## Record extracts
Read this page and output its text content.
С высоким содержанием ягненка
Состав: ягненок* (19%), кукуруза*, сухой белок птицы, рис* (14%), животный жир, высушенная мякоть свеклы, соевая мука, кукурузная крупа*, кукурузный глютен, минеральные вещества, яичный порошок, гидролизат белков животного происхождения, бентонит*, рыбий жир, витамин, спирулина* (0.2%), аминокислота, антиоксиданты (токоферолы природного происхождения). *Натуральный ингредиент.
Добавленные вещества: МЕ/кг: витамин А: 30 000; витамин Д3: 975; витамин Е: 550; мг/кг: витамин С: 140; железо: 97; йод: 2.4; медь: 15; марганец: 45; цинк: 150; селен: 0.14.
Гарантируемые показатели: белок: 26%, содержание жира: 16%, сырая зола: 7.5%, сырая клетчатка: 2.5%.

## Given request
Output every record above exactly as it appears.

## Exercise result
Read this page and output its text content.
С высоким содержанием ягненка
Состав: ягненок* (19%), кукуруза*, сухой белок птицы, рис* (14%), животный жир, высушенная мякоть свеклы, соевая мука, кукурузная крупа*, кукурузный глютен, минеральные вещества, яичный порошок, гидролизат белков животного происхождения, бентонит*, рыбий жир, витамин, спирулина* (0.2%), аминокислота, антиоксиданты (токоферолы природного происхождения). *Натуральный ингредиент.
Добавленные вещества: МЕ/кг: витамин А: 30 000; витамин Д3: 975; витамин Е: 550; мг/кг: витамин С: 140; железо: 97; йод: 2.4; медь: 15; марганец: 45; цинк: 150; селен: 0.14.
Гарантируемые показатели: белок: 26%, содержание жира: 16%, сырая зола: 7.5%, сырая клетчатка: 2.5%.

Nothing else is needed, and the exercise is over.